[Part of a data file]
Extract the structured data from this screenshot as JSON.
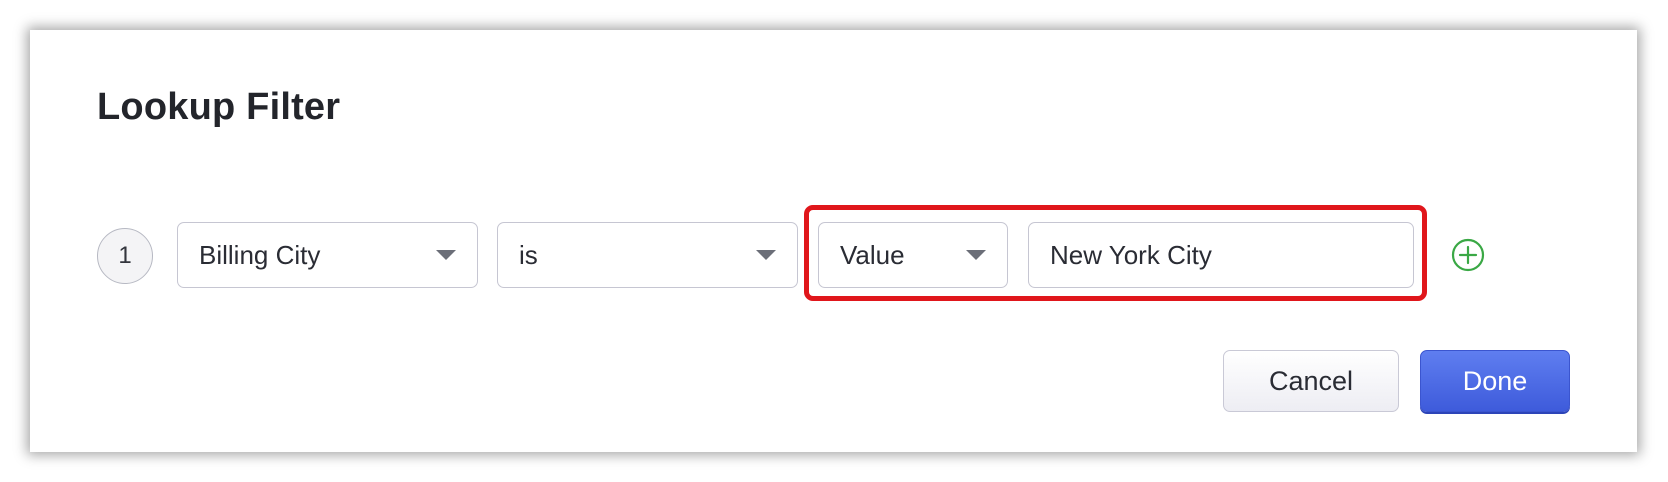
{
  "dialog": {
    "title": "Lookup Filter"
  },
  "filter_row": {
    "index": "1",
    "field": {
      "value": "Billing City"
    },
    "operator": {
      "value": "is"
    },
    "value_type": {
      "value": "Value"
    },
    "value_input": {
      "value": "New York City",
      "placeholder": ""
    },
    "add_icon": "plus-circle-icon",
    "highlight_color": "#e0161b"
  },
  "footer": {
    "cancel_label": "Cancel",
    "done_label": "Done"
  },
  "colors": {
    "primary": "#4a66e0",
    "add_icon": "#3aa845"
  }
}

• **Instruction**
Every entry above should be duplicated exactly. Do not include the images.

• **Response**
Extract the structured data from this screenshot as JSON.
{
  "dialog": {
    "title": "Lookup Filter"
  },
  "filter_row": {
    "index": "1",
    "field": {
      "value": "Billing City"
    },
    "operator": {
      "value": "is"
    },
    "value_type": {
      "value": "Value"
    },
    "value_input": {
      "value": "New York City",
      "placeholder": ""
    },
    "add_icon": "plus-circle-icon",
    "highlight_color": "#e0161b"
  },
  "footer": {
    "cancel_label": "Cancel",
    "done_label": "Done"
  },
  "colors": {
    "primary": "#4a66e0",
    "add_icon": "#3aa845"
  }
}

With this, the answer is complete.